• Aim:
Write the entries below out again exactly; any picture in them stays out.

• Entries with figure data:
━━━━━━━━━━━━━━━━━━━━

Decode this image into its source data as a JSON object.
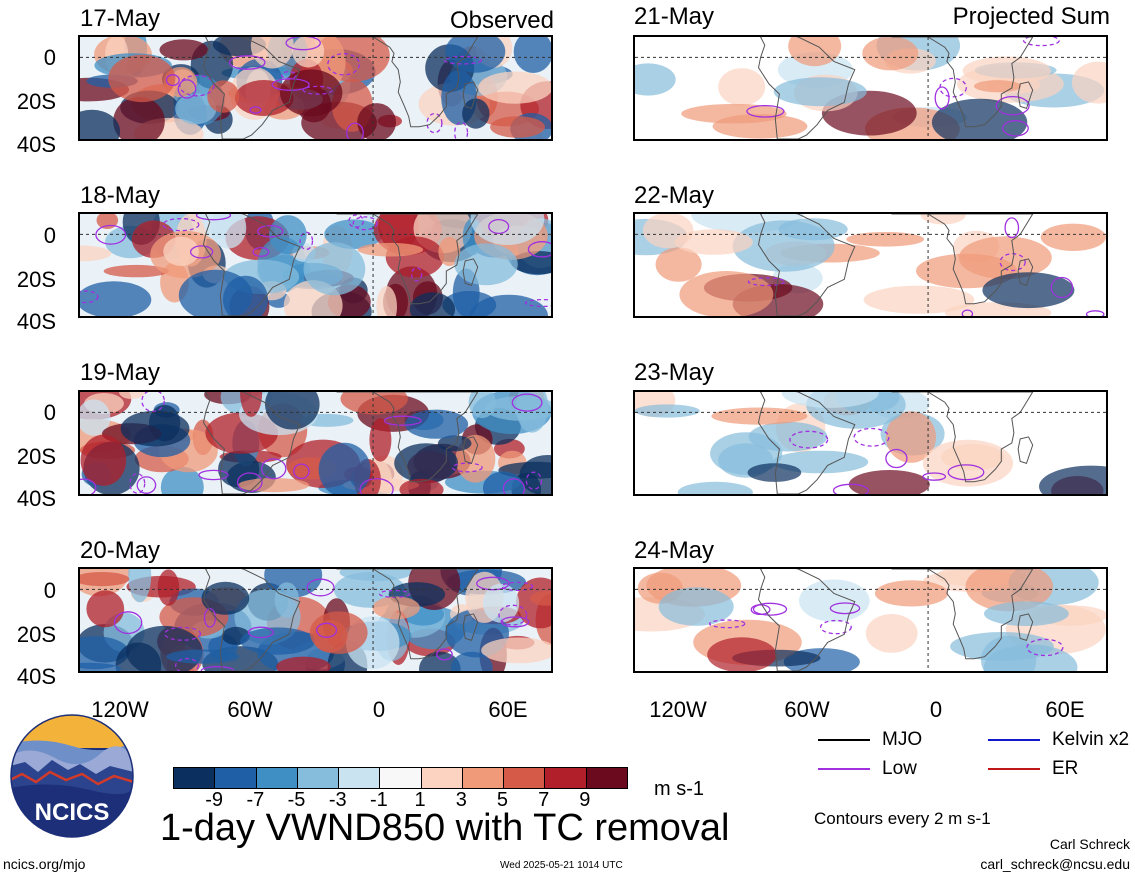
{
  "headings": {
    "observed": "Observed",
    "projected": "Projected Sum"
  },
  "left_dates": [
    "17-May",
    "18-May",
    "19-May",
    "20-May"
  ],
  "right_dates": [
    "21-May",
    "22-May",
    "23-May",
    "24-May"
  ],
  "y_ticks": [
    "0",
    "20S",
    "40S"
  ],
  "x_ticks": [
    "120W",
    "60W",
    "0",
    "60E"
  ],
  "colorbar": {
    "labels": [
      "-9",
      "-7",
      "-5",
      "-3",
      "-1",
      "1",
      "3",
      "5",
      "7",
      "9"
    ],
    "colors": [
      "#0b2f5e",
      "#1f5fa6",
      "#3f8fc5",
      "#86bcdc",
      "#c9e3f1",
      "#f8f8f8",
      "#fbd3c0",
      "#f09a79",
      "#d65a48",
      "#b01f2a",
      "#6b0a1e"
    ],
    "units": "m s-1"
  },
  "legend": [
    {
      "label": "MJO",
      "color": "#000000"
    },
    {
      "label": "Kelvin x2",
      "color": "#1018c8"
    },
    {
      "label": "Low",
      "color": "#a030e0"
    },
    {
      "label": "ER",
      "color": "#c01818"
    }
  ],
  "contour_note": "Contours every 2 m s-1",
  "main_title": "1-day VWND850 with TC removal",
  "logo_text": "NCICS",
  "footer": {
    "url": "ncics.org/mjo",
    "timestamp": "Wed 2025-05-21 1014 UTC",
    "author": "Carl Schreck",
    "email": "carl_schreck@ncsu.edu"
  }
}
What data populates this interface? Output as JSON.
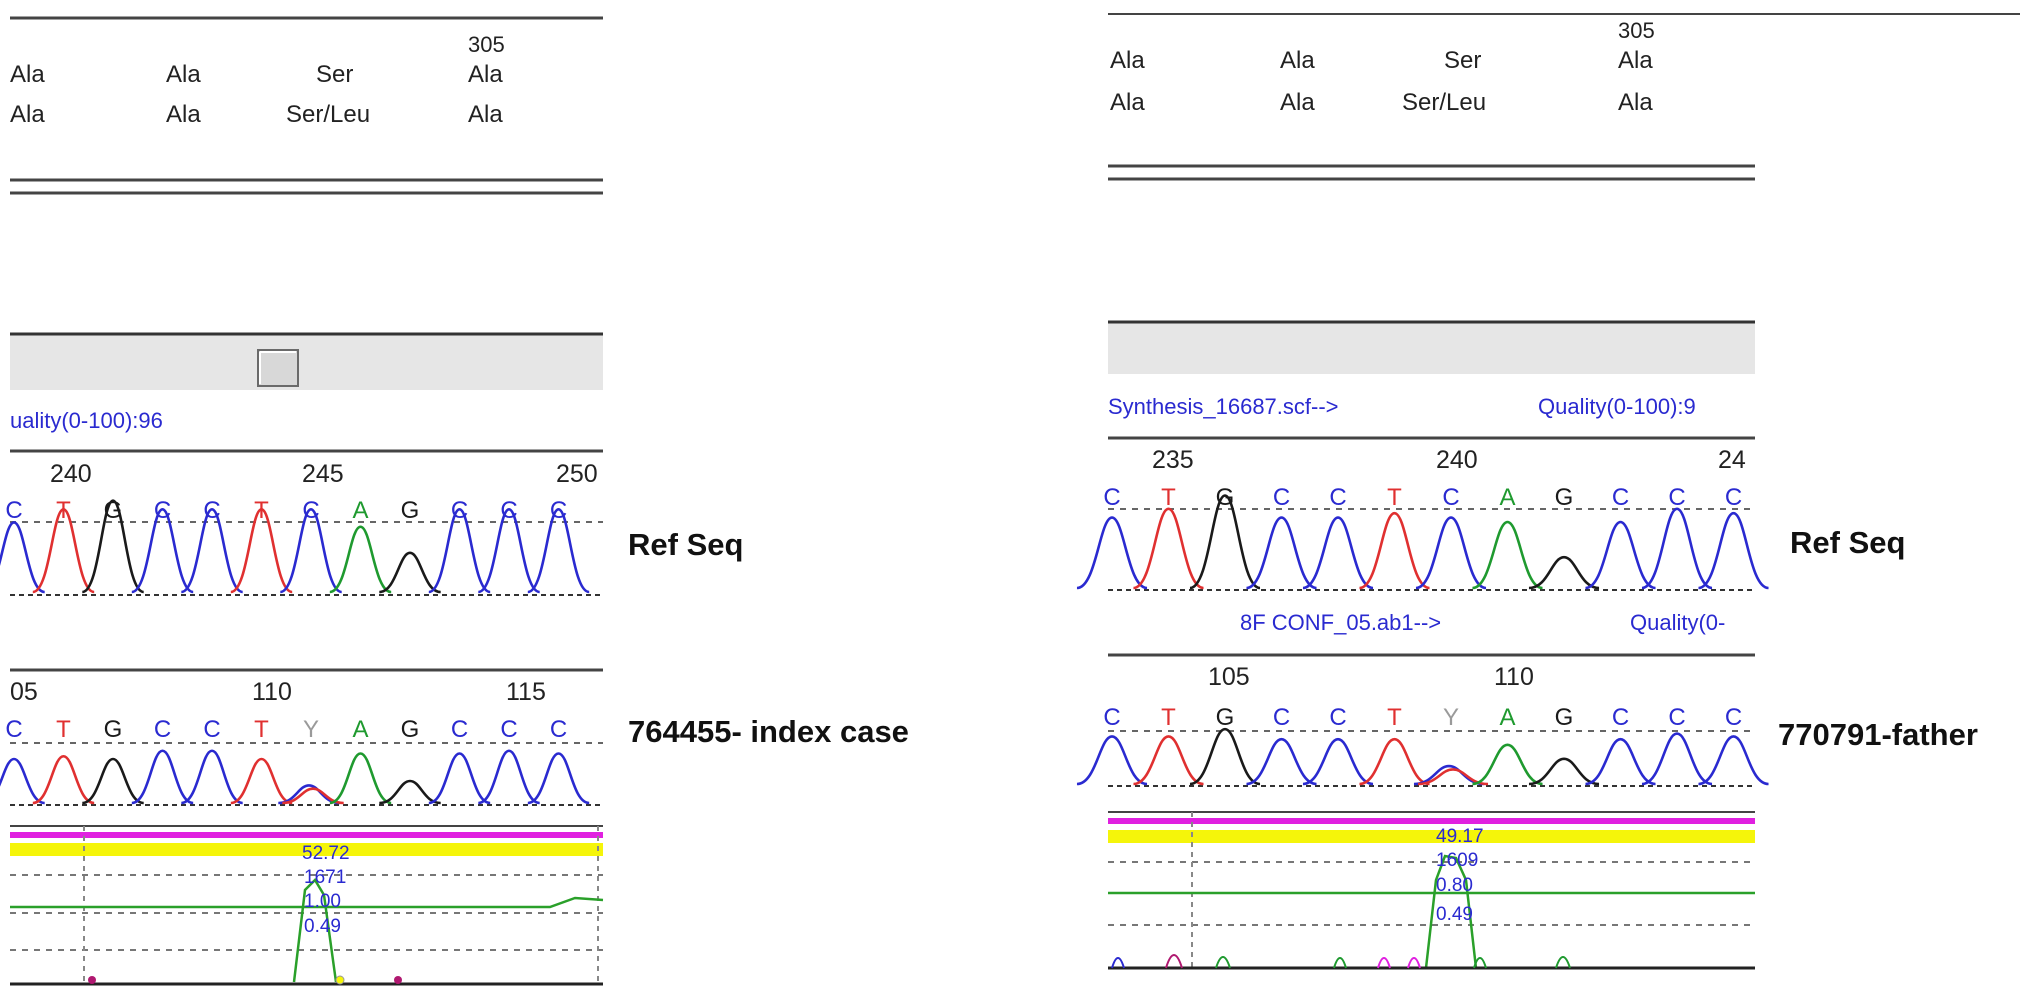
{
  "panels": [
    {
      "id": "left",
      "aa_position": "305",
      "aa_ref": [
        "Ala",
        "Ala",
        "Ser",
        "Ala"
      ],
      "aa_sample": [
        "Ala",
        "Ala",
        "Ser/Leu",
        "Ala"
      ],
      "ref_header": "",
      "ref_quality": "uality(0-100):96",
      "ref_positions": [
        "240",
        "245",
        "250"
      ],
      "ref_bases": [
        "C",
        "T",
        "G",
        "C",
        "C",
        "T",
        "C",
        "A",
        "G",
        "C",
        "C",
        "C"
      ],
      "ref_label": "Ref Seq",
      "sample_header": "",
      "sample_quality": "",
      "sample_positions": [
        "05",
        "110",
        "115"
      ],
      "sample_bases": [
        "C",
        "T",
        "G",
        "C",
        "C",
        "T",
        "Y",
        "A",
        "G",
        "C",
        "C",
        "C"
      ],
      "sample_label": "764455- index case",
      "qv_values": [
        "52.72",
        "1671",
        "1.00",
        "0.49"
      ]
    },
    {
      "id": "right",
      "aa_position": "305",
      "aa_ref": [
        "Ala",
        "Ala",
        "Ser",
        "Ala"
      ],
      "aa_sample": [
        "Ala",
        "Ala",
        "Ser/Leu",
        "Ala"
      ],
      "ref_header": "Synthesis_16687.scf-->",
      "ref_quality": "Quality(0-100):9",
      "ref_positions": [
        "235",
        "240",
        "24"
      ],
      "ref_bases": [
        "C",
        "T",
        "G",
        "C",
        "C",
        "T",
        "C",
        "A",
        "G",
        "C",
        "C",
        "C"
      ],
      "ref_label": "Ref Seq",
      "sample_header": "8F CONF_05.ab1-->",
      "sample_quality": "Quality(0-",
      "sample_positions": [
        "105",
        "110"
      ],
      "sample_bases": [
        "C",
        "T",
        "G",
        "C",
        "C",
        "T",
        "Y",
        "A",
        "G",
        "C",
        "C",
        "C"
      ],
      "sample_label": "770791-father",
      "qv_values": [
        "49.17",
        "1609",
        "0.80",
        "0.49"
      ]
    }
  ],
  "colors": {
    "A": "#1f9a2f",
    "C": "#2a2ad0",
    "G": "#1a1a1a",
    "T": "#e03030",
    "Y": "#9a9a9a",
    "magenta": "#e020e0",
    "yellow": "#f5f50a",
    "line_green": "#2aa02a"
  }
}
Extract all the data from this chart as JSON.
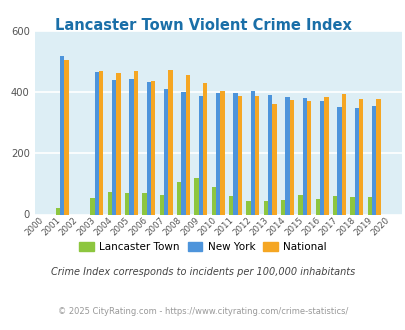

━━━━━━━━━━━━━━━━━━━━

• Correct response:
Decode this image into its source data as a JSON object.
{
  "headings": {
    "observed": "Observed",
    "projected": "Projected Sum"
  },
  "left_dates": [
    "17-May",
    "18-May",
    "19-May",
    "20-May"
  ],
  "right_dates": [
    "21-May",
    "22-May",
    "23-May",
    "24-May"
  ],
  "y_ticks": [
    "0",
    "20S",
    "40S"
  ],
  "x_ticks": [
    "120W",
    "60W",
    "0",
    "60E"
  ],
  "colorbar": {
    "labels": [
      "-9",
      "-7",
      "-5",
      "-3",
      "-1",
      "1",
      "3",
      "5",
      "7",
      "9"
    ],
    "colors": [
      "#0b2f5e",
      "#1f5fa6",
      "#3f8fc5",
      "#86bcdc",
      "#c9e3f1",
      "#f8f8f8",
      "#fbd3c0",
      "#f09a79",
      "#d65a48",
      "#b01f2a",
      "#6b0a1e"
    ],
    "units": "m s-1"
  },
  "legend": [
    {
      "label": "MJO",
      "color": "#000000"
    },
    {
      "label": "Kelvin x2",
      "color": "#1018c8"
    },
    {
      "label": "Low",
      "color": "#a030e0"
    },
    {
      "label": "ER",
      "color": "#c01818"
    }
  ],
  "contour_note": "Contours every 2 m s-1",
  "main_title": "1-day VWND850 with TC removal",
  "logo_text": "NCICS",
  "footer": {
    "url": "ncics.org/mjo",
    "timestamp": "Wed 2025-05-21 1014 UTC",
    "author": "Carl Schreck",
    "email": "carl_schreck@ncsu.edu"
  }
}
What data populates this interface? Output as JSON.
{
  "panels": [
    {
      "id": "left",
      "aa_position": "305",
      "aa_ref": [
        "Ala",
        "Ala",
        "Ser",
        "Ala"
      ],
      "aa_sample": [
        "Ala",
        "Ala",
        "Ser/Leu",
        "Ala"
      ],
      "ref_header": "",
      "ref_quality": "uality(0-100):96",
      "ref_positions": [
        "240",
        "245",
        "250"
      ],
      "ref_bases": [
        "C",
        "T",
        "G",
        "C",
        "C",
        "T",
        "C",
        "A",
        "G",
        "C",
        "C",
        "C"
      ],
      "ref_label": "Ref Seq",
      "sample_header": "",
      "sample_quality": "",
      "sample_positions": [
        "05",
        "110",
        "115"
      ],
      "sample_bases": [
        "C",
        "T",
        "G",
        "C",
        "C",
        "T",
        "Y",
        "A",
        "G",
        "C",
        "C",
        "C"
      ],
      "sample_label": "764455- index case",
      "qv_values": [
        "52.72",
        "1671",
        "1.00",
        "0.49"
      ]
    },
    {
      "id": "right",
      "aa_position": "305",
      "aa_ref": [
        "Ala",
        "Ala",
        "Ser",
        "Ala"
      ],
      "aa_sample": [
        "Ala",
        "Ala",
        "Ser/Leu",
        "Ala"
      ],
      "ref_header": "Synthesis_16687.scf-->",
      "ref_quality": "Quality(0-100):9",
      "ref_positions": [
        "235",
        "240",
        "24"
      ],
      "ref_bases": [
        "C",
        "T",
        "G",
        "C",
        "C",
        "T",
        "C",
        "A",
        "G",
        "C",
        "C",
        "C"
      ],
      "ref_label": "Ref Seq",
      "sample_header": "8F CONF_05.ab1-->",
      "sample_quality": "Quality(0-",
      "sample_positions": [
        "105",
        "110"
      ],
      "sample_bases": [
        "C",
        "T",
        "G",
        "C",
        "C",
        "T",
        "Y",
        "A",
        "G",
        "C",
        "C",
        "C"
      ],
      "sample_label": "770791-father",
      "qv_values": [
        "49.17",
        "1609",
        "0.80",
        "0.49"
      ]
    }
  ],
  "colors": {
    "A": "#1f9a2f",
    "C": "#2a2ad0",
    "G": "#1a1a1a",
    "T": "#e03030",
    "Y": "#9a9a9a",
    "magenta": "#e020e0",
    "yellow": "#f5f50a",
    "line_green": "#2aa02a"
  }
}
Extract all the data from this chart as JSON.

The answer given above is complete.